## Goal
Count how many lines of the material below have the word "中外作品均可" and give only the number.

## Saved entries
▽

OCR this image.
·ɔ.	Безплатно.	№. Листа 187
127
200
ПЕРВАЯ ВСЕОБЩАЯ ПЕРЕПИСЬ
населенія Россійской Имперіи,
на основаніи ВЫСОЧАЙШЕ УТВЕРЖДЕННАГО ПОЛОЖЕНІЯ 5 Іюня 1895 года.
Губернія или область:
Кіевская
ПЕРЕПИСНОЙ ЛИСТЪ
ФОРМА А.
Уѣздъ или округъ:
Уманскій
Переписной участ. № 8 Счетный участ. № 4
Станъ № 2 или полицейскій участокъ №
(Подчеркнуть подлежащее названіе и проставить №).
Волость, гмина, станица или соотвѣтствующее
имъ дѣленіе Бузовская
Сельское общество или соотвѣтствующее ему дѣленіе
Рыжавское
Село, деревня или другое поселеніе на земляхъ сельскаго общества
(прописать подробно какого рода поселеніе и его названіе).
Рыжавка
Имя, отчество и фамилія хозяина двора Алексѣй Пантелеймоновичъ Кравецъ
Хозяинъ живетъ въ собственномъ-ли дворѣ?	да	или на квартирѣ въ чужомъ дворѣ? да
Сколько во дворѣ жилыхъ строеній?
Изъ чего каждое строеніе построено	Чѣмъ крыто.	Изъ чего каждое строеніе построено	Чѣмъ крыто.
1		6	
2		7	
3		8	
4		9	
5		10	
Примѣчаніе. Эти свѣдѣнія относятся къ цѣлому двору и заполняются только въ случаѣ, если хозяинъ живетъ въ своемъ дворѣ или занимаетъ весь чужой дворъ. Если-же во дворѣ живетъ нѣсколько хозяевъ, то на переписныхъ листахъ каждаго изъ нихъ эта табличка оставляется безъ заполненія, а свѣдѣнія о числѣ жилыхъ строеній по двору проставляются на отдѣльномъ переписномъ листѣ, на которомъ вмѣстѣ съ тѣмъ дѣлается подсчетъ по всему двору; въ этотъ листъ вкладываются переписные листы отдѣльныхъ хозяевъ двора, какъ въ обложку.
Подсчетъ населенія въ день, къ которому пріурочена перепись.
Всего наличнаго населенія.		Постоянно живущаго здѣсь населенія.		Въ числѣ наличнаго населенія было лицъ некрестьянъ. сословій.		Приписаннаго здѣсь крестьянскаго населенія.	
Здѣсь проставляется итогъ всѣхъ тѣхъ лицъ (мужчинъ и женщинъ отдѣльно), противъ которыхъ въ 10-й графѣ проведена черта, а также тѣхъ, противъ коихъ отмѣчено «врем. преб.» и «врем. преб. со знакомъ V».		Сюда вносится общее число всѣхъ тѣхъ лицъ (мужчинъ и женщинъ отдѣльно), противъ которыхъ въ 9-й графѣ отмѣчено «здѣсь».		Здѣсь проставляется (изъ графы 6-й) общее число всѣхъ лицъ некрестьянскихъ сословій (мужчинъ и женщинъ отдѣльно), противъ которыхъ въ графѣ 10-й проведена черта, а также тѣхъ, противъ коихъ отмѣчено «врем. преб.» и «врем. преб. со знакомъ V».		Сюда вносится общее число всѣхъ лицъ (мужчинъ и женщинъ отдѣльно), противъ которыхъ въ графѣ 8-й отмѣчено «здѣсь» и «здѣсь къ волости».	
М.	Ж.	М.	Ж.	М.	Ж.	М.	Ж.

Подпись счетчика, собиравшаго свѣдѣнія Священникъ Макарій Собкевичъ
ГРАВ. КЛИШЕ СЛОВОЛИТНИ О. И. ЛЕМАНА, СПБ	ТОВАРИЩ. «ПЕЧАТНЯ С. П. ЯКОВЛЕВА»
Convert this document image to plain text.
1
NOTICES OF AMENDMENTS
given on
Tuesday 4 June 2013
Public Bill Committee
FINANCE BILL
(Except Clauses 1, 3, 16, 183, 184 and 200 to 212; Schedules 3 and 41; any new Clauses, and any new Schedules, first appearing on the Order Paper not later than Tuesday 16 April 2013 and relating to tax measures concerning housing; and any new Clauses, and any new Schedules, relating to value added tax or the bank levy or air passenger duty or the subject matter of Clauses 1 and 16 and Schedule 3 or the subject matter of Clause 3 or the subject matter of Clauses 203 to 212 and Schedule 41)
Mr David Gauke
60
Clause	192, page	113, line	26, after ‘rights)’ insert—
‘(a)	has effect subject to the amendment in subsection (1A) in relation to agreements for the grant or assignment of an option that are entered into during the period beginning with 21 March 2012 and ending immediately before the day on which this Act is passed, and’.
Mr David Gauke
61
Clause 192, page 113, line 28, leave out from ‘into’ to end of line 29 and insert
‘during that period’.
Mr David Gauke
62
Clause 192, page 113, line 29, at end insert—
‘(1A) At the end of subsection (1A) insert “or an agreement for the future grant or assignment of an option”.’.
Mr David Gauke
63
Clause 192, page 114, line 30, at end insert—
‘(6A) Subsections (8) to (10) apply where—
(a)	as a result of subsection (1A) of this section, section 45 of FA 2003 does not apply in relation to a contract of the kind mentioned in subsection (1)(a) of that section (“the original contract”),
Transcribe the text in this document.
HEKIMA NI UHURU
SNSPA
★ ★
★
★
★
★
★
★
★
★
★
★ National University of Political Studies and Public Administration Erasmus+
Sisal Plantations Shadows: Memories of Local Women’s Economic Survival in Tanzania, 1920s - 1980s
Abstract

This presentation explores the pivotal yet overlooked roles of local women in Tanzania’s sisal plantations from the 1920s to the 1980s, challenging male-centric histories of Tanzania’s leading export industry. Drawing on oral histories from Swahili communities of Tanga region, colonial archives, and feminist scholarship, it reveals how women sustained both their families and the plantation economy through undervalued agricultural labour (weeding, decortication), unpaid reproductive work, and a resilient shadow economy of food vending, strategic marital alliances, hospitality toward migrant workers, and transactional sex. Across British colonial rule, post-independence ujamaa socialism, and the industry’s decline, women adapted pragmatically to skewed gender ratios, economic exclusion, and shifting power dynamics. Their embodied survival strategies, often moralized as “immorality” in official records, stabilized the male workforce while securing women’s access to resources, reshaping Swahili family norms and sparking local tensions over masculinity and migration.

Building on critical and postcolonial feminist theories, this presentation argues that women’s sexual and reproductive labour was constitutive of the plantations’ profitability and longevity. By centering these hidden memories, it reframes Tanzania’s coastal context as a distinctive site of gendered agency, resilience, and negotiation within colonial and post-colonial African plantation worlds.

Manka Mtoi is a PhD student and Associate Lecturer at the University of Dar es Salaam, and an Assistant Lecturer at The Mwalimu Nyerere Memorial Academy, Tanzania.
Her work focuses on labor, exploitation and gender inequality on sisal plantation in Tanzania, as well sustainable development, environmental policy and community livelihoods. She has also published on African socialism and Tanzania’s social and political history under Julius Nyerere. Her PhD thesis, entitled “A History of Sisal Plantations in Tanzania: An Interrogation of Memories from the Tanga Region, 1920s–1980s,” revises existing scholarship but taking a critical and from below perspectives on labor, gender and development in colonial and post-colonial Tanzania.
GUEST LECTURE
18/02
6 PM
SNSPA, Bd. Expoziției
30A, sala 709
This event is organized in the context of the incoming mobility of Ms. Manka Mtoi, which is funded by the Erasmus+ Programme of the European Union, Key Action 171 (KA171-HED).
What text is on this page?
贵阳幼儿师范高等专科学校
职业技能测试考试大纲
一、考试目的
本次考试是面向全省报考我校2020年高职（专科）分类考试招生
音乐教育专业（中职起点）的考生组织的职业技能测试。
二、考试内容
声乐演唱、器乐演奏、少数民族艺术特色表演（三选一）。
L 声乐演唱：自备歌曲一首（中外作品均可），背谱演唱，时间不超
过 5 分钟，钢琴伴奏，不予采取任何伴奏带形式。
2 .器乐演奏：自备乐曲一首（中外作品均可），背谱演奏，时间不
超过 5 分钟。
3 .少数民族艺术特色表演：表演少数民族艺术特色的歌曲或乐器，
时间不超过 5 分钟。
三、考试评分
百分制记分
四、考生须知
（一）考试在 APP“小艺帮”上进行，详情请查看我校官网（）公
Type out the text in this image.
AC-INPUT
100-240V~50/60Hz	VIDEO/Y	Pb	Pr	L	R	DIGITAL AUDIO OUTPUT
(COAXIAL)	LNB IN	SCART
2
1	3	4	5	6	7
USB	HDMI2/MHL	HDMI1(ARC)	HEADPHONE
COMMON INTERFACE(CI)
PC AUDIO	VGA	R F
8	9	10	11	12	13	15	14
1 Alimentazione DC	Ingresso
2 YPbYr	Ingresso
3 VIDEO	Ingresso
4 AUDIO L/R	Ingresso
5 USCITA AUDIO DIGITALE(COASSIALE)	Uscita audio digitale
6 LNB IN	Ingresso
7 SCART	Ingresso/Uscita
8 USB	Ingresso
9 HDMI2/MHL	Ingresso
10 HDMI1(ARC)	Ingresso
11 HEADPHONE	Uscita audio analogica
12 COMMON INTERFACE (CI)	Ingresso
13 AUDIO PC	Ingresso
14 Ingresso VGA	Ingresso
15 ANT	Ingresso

△

## The response
2